• _EXERCISE_
Every line that contains the word "подростков" should be copied out.

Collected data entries
================================
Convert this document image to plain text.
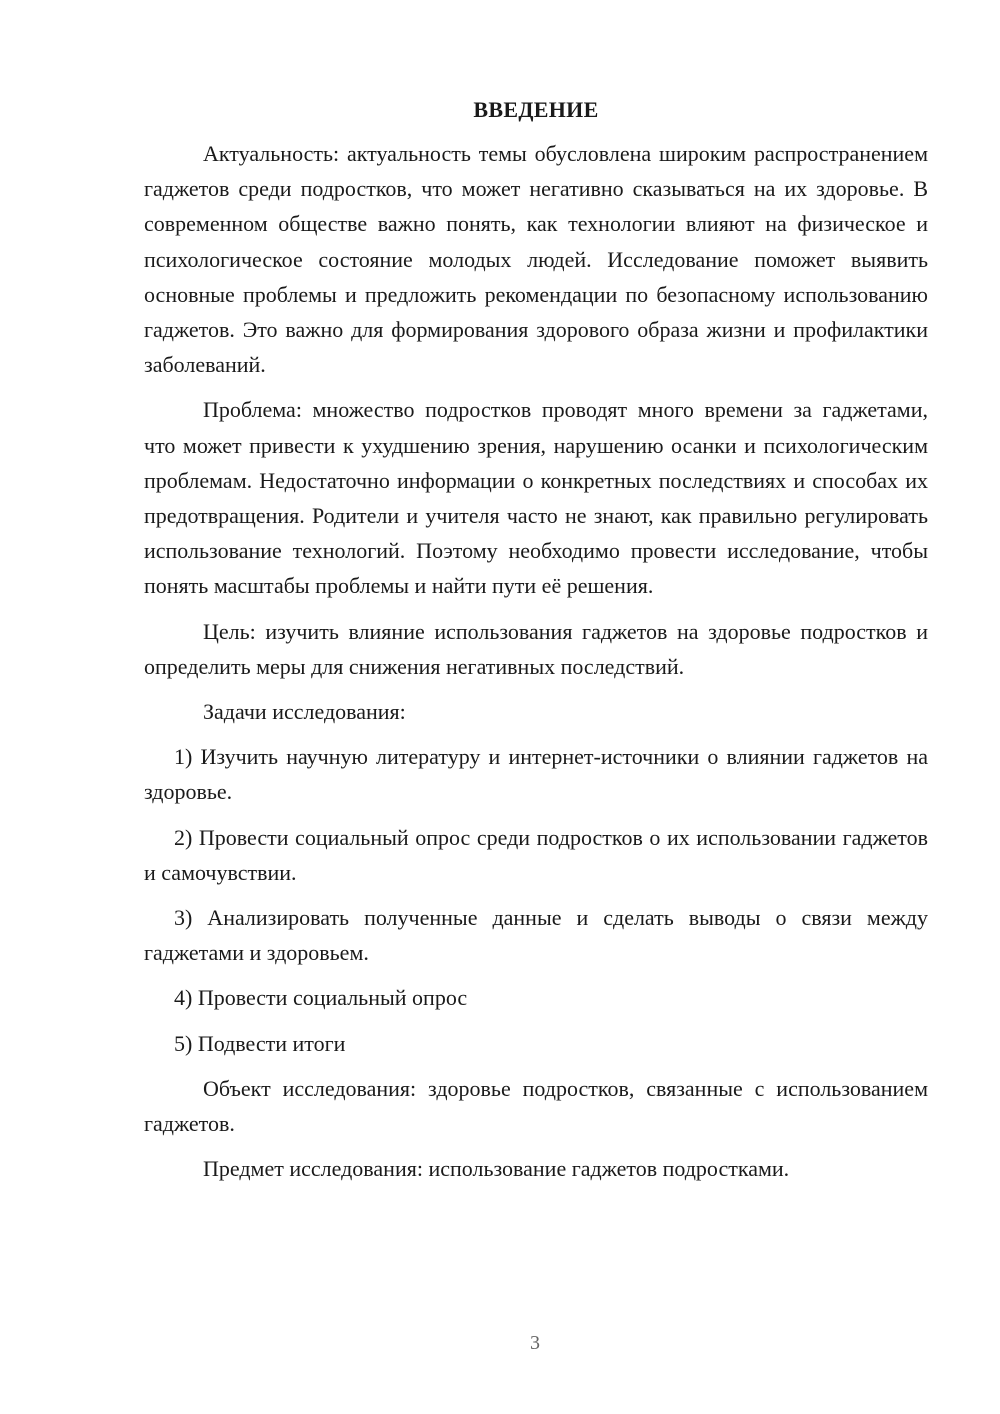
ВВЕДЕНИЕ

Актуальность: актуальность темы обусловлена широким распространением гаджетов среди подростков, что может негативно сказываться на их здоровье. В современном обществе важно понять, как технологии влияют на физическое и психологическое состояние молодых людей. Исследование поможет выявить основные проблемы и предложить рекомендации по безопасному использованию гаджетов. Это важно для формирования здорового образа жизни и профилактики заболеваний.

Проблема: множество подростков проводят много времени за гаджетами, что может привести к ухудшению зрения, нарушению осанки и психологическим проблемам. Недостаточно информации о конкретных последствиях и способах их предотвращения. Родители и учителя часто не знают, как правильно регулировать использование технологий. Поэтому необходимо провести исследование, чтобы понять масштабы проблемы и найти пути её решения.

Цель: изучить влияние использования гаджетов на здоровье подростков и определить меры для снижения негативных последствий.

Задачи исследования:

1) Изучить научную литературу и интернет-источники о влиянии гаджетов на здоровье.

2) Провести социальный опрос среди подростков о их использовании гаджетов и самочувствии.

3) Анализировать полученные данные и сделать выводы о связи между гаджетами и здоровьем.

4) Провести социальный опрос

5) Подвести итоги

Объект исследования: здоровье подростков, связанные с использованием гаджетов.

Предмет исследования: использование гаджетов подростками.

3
================================
• _TASK SOLUTION_
Актуальность: актуальность темы обусловлена широким распространением гаджетов среди подростков, что может негативно сказываться на их здоровье. В современном обществе важно понять, как технологии влияют на физическое и психологическое состояние молодых людей. Исследование поможет выявить основные проблемы и предложить рекомендации по безопасному использованию гаджетов. Это важно для формирования здорового образа жизни и профилактики заболеваний.
Проблема: множество подростков проводят много времени за гаджетами, что может привести к ухудшению зрения, нарушению осанки и психологическим проблемам. Недостаточно информации о конкретных последствиях и способах их предотвращения. Родители и учителя часто не знают, как правильно регулировать использование технологий. Поэтому необходимо провести исследование, чтобы понять масштабы проблемы и найти пути её решения.
Цель: изучить влияние использования гаджетов на здоровье подростков и определить меры для снижения негативных последствий.
2) Провести социальный опрос среди подростков о их использовании гаджетов и самочувствии.
Объект исследования: здоровье подростков, связанные с использованием гаджетов.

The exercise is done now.